> [Exercise description]:
Pick every line with "component" from the material below.

• • •

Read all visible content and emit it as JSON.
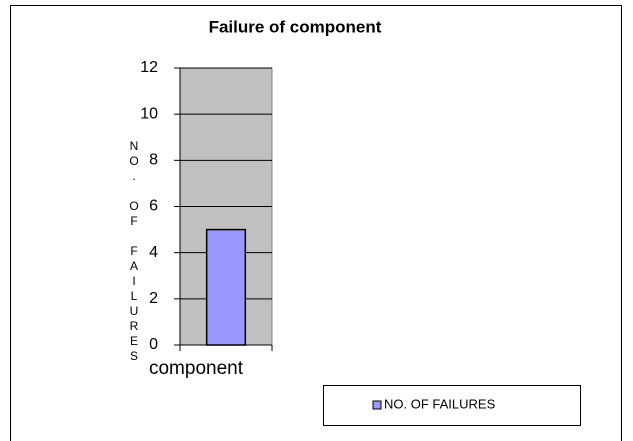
{
  "chart_data": {
    "type": "bar",
    "title": "Failure of component",
    "ylabel": "NO. OF FAILURES",
    "categories": [
      "component"
    ],
    "series": [
      {
        "name": "NO. OF FAILURES",
        "color": "#9999ff",
        "values": [
          5
        ]
      }
    ],
    "ylim": [
      0,
      12
    ],
    "yticks": [
      0,
      2,
      4,
      6,
      8,
      10,
      12
    ],
    "grid": true,
    "legend": "bottom-right"
  }
}
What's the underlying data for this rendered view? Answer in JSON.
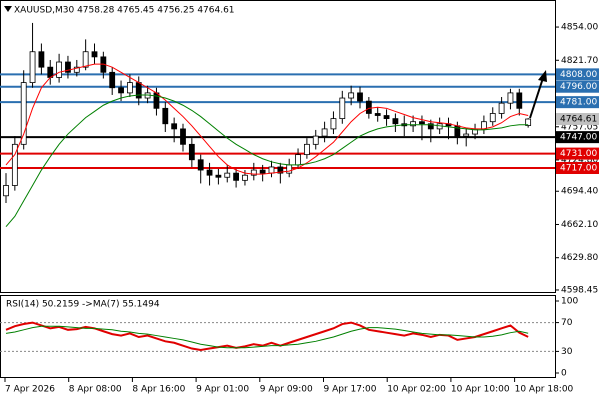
{
  "chart_data": [
    {
      "type": "candlestick",
      "title": "XAUUSD,M30  4758.28 4765.45 4756.25 4764.61",
      "ohlc": [
        [
          4690,
          4712,
          4683,
          4700
        ],
        [
          4700,
          4748,
          4695,
          4740
        ],
        [
          4740,
          4812,
          4735,
          4800
        ],
        [
          4800,
          4858,
          4795,
          4830
        ],
        [
          4830,
          4838,
          4808,
          4815
        ],
        [
          4815,
          4822,
          4798,
          4805
        ],
        [
          4805,
          4828,
          4800,
          4820
        ],
        [
          4820,
          4826,
          4804,
          4810
        ],
        [
          4810,
          4822,
          4806,
          4815
        ],
        [
          4815,
          4842,
          4812,
          4830
        ],
        [
          4830,
          4838,
          4818,
          4825
        ],
        [
          4825,
          4830,
          4804,
          4810
        ],
        [
          4810,
          4815,
          4788,
          4795
        ],
        [
          4795,
          4802,
          4782,
          4790
        ],
        [
          4790,
          4808,
          4786,
          4800
        ],
        [
          4800,
          4806,
          4778,
          4785
        ],
        [
          4785,
          4797,
          4780,
          4790
        ],
        [
          4790,
          4795,
          4768,
          4775
        ],
        [
          4775,
          4781,
          4752,
          4760
        ],
        [
          4760,
          4766,
          4742,
          4755
        ],
        [
          4755,
          4760,
          4733,
          4740
        ],
        [
          4740,
          4746,
          4718,
          4725
        ],
        [
          4725,
          4730,
          4702,
          4715
        ],
        [
          4715,
          4722,
          4700,
          4710
        ],
        [
          4710,
          4716,
          4701,
          4708
        ],
        [
          4708,
          4720,
          4703,
          4712
        ],
        [
          4712,
          4716,
          4698,
          4705
        ],
        [
          4705,
          4715,
          4700,
          4710
        ],
        [
          4710,
          4722,
          4705,
          4715
        ],
        [
          4715,
          4720,
          4704,
          4712
        ],
        [
          4712,
          4724,
          4708,
          4718
        ],
        [
          4718,
          4722,
          4702,
          4712
        ],
        [
          4712,
          4726,
          4708,
          4720
        ],
        [
          4720,
          4736,
          4716,
          4730
        ],
        [
          4730,
          4746,
          4726,
          4740
        ],
        [
          4740,
          4754,
          4735,
          4748
        ],
        [
          4748,
          4762,
          4742,
          4755
        ],
        [
          4755,
          4772,
          4750,
          4765
        ],
        [
          4765,
          4792,
          4760,
          4785
        ],
        [
          4785,
          4797,
          4778,
          4790
        ],
        [
          4790,
          4796,
          4775,
          4782
        ],
        [
          4782,
          4786,
          4765,
          4770
        ],
        [
          4770,
          4776,
          4762,
          4768
        ],
        [
          4768,
          4774,
          4758,
          4765
        ],
        [
          4765,
          4770,
          4752,
          4760
        ],
        [
          4760,
          4768,
          4748,
          4758
        ],
        [
          4758,
          4768,
          4752,
          4762
        ],
        [
          4762,
          4768,
          4744,
          4760
        ],
        [
          4760,
          4764,
          4742,
          4755
        ],
        [
          4755,
          4766,
          4750,
          4760
        ],
        [
          4760,
          4766,
          4745,
          4758
        ],
        [
          4758,
          4762,
          4740,
          4748
        ],
        [
          4748,
          4756,
          4738,
          4750
        ],
        [
          4750,
          4760,
          4745,
          4755
        ],
        [
          4755,
          4768,
          4750,
          4762
        ],
        [
          4762,
          4776,
          4758,
          4770
        ],
        [
          4770,
          4786,
          4765,
          4780
        ],
        [
          4780,
          4794,
          4774,
          4790
        ],
        [
          4790,
          4794,
          4768,
          4775
        ],
        [
          4758.28,
          4765.45,
          4756.25,
          4764.61
        ]
      ],
      "series": [
        {
          "color": "#ff0000",
          "values": [
            4720,
            4730,
            4750,
            4775,
            4795,
            4805,
            4810,
            4812,
            4814,
            4816,
            4818,
            4818,
            4815,
            4810,
            4805,
            4800,
            4795,
            4790,
            4783,
            4775,
            4767,
            4758,
            4748,
            4738,
            4728,
            4720,
            4715,
            4712,
            4711,
            4711,
            4712,
            4713,
            4714,
            4717,
            4722,
            4728,
            4735,
            4742,
            4752,
            4762,
            4770,
            4775,
            4776,
            4775,
            4772,
            4769,
            4766,
            4764,
            4762,
            4761,
            4760,
            4758,
            4756,
            4755,
            4755,
            4757,
            4761,
            4767,
            4770,
            4768
          ]
        },
        {
          "color": "#008000",
          "values": [
            4660,
            4670,
            4685,
            4700,
            4715,
            4728,
            4740,
            4750,
            4758,
            4766,
            4772,
            4778,
            4782,
            4785,
            4787,
            4788,
            4788,
            4787,
            4785,
            4782,
            4778,
            4773,
            4767,
            4760,
            4753,
            4746,
            4740,
            4735,
            4730,
            4726,
            4723,
            4721,
            4720,
            4720,
            4721,
            4723,
            4726,
            4730,
            4736,
            4742,
            4748,
            4752,
            4755,
            4757,
            4758,
            4759,
            4759,
            4759,
            4759,
            4758,
            4757,
            4756,
            4755,
            4754,
            4754,
            4755,
            4756,
            4758,
            4759,
            4759
          ]
        }
      ],
      "ylim": [
        4595.5,
        4876.4
      ],
      "yticks": [
        {
          "value": 4854,
          "label": "4854.00"
        },
        {
          "value": 4821.7,
          "label": "4821.70"
        },
        {
          "value": 4757.05,
          "label": "4757.05"
        },
        {
          "value": 4724.8,
          "label": "4724.80"
        },
        {
          "value": 4694.4,
          "label": "4694.40"
        },
        {
          "value": 4662.1,
          "label": "4662.10"
        },
        {
          "value": 4629.8,
          "label": "4629.80"
        },
        {
          "value": 4598.45,
          "label": "4598.45"
        }
      ],
      "hlines": [
        {
          "value": 4808,
          "label": "4808.00",
          "color": "#2a6fb0"
        },
        {
          "value": 4796,
          "label": "4796.00",
          "color": "#2a6fb0"
        },
        {
          "value": 4781,
          "label": "4781.00",
          "color": "#2a6fb0"
        },
        {
          "value": 4747,
          "label": "4747.00",
          "color": "#000000"
        },
        {
          "value": 4731,
          "label": "4731.00",
          "color": "#e00000"
        },
        {
          "value": 4717,
          "label": "4717.00",
          "color": "#e00000"
        }
      ],
      "last_price": 4764.61,
      "xlabels": [
        "7 Apr 2026",
        "8 Apr 08:00",
        "8 Apr 16:00",
        "9 Apr 01:00",
        "9 Apr 09:00",
        "9 Apr 17:00",
        "10 Apr 02:00",
        "10 Apr 10:00",
        "10 Apr 18:00"
      ]
    },
    {
      "type": "line",
      "title": "RSI(14) 50.2159 ->MA(7) 55.1494",
      "series": [
        {
          "color": "#e00000",
          "values": [
            60,
            65,
            68,
            70,
            66,
            62,
            64,
            60,
            61,
            64,
            62,
            58,
            54,
            52,
            55,
            50,
            52,
            48,
            44,
            42,
            38,
            34,
            32,
            34,
            36,
            38,
            35,
            37,
            40,
            38,
            42,
            38,
            42,
            46,
            50,
            54,
            58,
            62,
            68,
            70,
            66,
            60,
            58,
            56,
            54,
            52,
            55,
            53,
            50,
            53,
            52,
            46,
            48,
            50,
            54,
            58,
            62,
            66,
            56,
            50.2159
          ]
        },
        {
          "color": "#008000",
          "values": [
            55,
            57,
            60,
            63,
            65,
            65,
            65,
            64,
            63,
            62,
            62,
            61,
            60,
            58,
            57,
            55,
            54,
            52,
            50,
            48,
            46,
            43,
            40,
            38,
            36,
            35,
            35,
            35,
            36,
            37,
            38,
            38,
            39,
            40,
            42,
            44,
            47,
            50,
            54,
            58,
            61,
            63,
            63,
            62,
            61,
            59,
            57,
            55,
            54,
            53,
            53,
            52,
            51,
            50,
            50,
            51,
            53,
            56,
            58,
            55.1494
          ]
        }
      ],
      "ylim": [
        0,
        100
      ],
      "yticks": [
        100,
        70,
        30,
        0
      ]
    }
  ]
}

• • •

> [Output]:
    "title": "Failure of component",
      "component"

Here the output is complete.